=== Request ===
Nothing other than the lines from the one containing "Output a JSON object containing" through the close of the entries below should be printed, each exactly.
■ ■ ■ ■
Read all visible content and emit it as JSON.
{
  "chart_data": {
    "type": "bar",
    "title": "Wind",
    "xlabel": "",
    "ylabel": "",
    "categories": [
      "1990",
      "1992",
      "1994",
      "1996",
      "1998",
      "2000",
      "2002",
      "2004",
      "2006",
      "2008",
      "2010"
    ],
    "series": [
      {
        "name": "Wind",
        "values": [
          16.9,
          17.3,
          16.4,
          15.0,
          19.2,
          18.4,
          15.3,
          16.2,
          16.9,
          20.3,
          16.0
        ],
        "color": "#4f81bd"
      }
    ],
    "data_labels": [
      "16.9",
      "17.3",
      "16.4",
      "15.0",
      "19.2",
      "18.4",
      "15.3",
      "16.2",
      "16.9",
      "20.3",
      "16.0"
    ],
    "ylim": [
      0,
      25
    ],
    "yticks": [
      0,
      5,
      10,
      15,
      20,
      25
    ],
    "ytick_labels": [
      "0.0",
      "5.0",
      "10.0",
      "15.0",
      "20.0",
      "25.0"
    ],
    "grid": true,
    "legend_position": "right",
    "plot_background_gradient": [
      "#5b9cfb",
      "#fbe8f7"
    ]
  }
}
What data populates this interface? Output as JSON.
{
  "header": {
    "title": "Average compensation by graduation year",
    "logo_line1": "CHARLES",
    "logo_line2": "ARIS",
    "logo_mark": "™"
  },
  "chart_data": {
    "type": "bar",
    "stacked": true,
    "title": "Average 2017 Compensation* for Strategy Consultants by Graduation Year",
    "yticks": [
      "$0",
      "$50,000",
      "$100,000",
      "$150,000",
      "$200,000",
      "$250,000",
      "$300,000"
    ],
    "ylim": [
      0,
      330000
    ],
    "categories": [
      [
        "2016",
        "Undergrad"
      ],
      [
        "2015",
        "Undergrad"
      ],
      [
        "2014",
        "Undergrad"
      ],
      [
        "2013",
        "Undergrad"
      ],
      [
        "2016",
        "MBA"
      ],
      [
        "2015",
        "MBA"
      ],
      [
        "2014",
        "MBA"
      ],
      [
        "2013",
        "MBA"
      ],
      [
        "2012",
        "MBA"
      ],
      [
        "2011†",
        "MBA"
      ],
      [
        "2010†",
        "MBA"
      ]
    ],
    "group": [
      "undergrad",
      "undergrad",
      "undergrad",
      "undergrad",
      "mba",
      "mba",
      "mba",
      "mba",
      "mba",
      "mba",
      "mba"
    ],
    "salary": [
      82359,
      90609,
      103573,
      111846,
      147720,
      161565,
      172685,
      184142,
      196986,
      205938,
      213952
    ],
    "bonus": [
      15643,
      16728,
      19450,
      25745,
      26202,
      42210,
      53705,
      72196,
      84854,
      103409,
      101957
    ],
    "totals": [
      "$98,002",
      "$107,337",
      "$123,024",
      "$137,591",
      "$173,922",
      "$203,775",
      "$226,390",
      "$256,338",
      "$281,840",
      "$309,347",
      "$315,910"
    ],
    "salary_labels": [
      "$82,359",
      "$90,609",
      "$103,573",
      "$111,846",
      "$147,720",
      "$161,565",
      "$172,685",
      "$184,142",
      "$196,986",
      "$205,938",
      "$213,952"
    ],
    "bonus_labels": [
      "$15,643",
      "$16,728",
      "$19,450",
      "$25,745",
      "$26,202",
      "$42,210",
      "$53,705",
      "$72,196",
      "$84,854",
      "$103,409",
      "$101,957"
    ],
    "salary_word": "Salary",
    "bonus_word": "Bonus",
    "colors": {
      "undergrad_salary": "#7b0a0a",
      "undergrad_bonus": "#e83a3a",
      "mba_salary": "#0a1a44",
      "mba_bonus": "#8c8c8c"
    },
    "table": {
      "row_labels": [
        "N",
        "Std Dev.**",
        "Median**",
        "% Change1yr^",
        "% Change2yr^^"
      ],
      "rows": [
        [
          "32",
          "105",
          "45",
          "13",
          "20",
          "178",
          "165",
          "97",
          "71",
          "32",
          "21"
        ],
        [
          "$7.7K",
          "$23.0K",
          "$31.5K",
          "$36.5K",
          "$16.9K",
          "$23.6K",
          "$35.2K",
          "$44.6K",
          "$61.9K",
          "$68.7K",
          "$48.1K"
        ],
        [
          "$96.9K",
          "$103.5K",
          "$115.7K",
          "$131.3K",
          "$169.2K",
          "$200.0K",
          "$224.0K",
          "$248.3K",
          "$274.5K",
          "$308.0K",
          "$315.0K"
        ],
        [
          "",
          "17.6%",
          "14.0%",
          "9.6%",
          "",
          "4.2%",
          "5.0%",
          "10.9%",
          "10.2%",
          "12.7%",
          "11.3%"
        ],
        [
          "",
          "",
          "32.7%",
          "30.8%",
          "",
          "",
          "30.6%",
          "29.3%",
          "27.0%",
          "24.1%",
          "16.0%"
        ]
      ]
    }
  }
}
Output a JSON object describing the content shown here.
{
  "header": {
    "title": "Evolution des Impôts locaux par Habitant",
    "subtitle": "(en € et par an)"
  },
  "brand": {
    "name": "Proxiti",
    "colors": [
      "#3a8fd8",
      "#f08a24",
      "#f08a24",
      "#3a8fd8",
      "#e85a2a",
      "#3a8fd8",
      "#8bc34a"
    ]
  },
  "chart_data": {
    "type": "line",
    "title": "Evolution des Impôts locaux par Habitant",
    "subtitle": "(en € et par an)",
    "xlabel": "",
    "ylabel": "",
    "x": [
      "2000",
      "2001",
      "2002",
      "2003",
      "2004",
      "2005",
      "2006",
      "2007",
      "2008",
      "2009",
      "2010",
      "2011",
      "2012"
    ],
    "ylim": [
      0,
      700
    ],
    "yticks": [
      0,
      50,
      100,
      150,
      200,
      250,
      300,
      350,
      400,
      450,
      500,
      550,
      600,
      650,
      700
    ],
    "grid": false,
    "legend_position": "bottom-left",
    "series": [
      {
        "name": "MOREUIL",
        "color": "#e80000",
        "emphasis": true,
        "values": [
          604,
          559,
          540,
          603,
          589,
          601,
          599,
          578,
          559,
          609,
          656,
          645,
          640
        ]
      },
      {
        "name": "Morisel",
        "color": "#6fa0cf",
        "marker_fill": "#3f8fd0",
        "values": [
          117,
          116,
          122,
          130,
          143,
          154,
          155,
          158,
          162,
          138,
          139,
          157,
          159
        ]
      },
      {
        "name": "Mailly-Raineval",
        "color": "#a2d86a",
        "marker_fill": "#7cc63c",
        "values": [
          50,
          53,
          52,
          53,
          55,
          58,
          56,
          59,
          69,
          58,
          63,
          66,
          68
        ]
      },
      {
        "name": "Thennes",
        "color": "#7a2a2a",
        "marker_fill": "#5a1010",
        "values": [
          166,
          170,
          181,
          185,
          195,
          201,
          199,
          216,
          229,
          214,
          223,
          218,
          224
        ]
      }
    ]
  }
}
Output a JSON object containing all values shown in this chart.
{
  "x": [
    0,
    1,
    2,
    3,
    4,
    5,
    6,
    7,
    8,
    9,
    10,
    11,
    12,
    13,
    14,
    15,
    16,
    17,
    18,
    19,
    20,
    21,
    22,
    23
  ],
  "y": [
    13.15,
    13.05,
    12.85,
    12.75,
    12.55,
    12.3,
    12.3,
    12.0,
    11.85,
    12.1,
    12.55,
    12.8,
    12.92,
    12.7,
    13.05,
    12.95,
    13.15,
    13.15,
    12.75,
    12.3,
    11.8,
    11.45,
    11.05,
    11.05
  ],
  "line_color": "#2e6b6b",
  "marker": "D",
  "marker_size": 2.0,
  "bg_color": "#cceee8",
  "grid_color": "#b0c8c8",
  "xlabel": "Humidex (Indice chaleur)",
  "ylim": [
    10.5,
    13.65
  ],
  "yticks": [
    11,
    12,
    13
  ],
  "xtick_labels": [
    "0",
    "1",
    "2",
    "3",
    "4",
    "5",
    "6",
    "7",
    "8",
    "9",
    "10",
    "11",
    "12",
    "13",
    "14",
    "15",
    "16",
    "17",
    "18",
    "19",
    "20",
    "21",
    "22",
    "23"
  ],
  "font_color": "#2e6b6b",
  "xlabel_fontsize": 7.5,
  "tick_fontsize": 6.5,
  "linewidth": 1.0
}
■ ■ ■ ■
=== Final result ===
Output a JSON object containing all values shown in this chart.
{
  "x": [
    0,
    1,
    2,
    3,
    4,
    5,
    6,
    7,
    8,
    9,
    10,
    11,
    12,
    13,
    14,
    15,
    16,
    17,
    18,
    19,
    20,
    21,
    22,
    23
  ],
  "y": [
    13.15,
    13.05,
    12.85,
    12.75,
    12.55,
    12.3,
    12.3,
    12.0,
    11.85,
    12.1,
    12.55,
    12.8,
    12.92,
    12.7,
    13.05,
    12.95,
    13.15,
    13.15,
    12.75,
    12.3,
    11.8,
    11.45,
    11.05,
    11.05
  ],
  "line_color": "#2e6b6b",
  "marker": "D",
  "marker_size": 2.0,
  "bg_color": "#cceee8",
  "grid_color": "#b0c8c8",
  "xlabel": "Humidex (Indice chaleur)",
  "ylim": [
    10.5,
    13.65
  ],
  "yticks": [
    11,
    12,
    13
  ],
  "xtick_labels": [
    "0",
    "1",
    "2",
    "3",
    "4",
    "5",
    "6",
    "7",
    "8",
    "9",
    "10",
    "11",
    "12",
    "13",
    "14",
    "15",
    "16",
    "17",
    "18",
    "19",
    "20",
    "21",
    "22",
    "23"
  ],
  "font_color": "#2e6b6b",
  "xlabel_fontsize": 7.5,
  "tick_fontsize": 6.5,
  "linewidth": 1.0
}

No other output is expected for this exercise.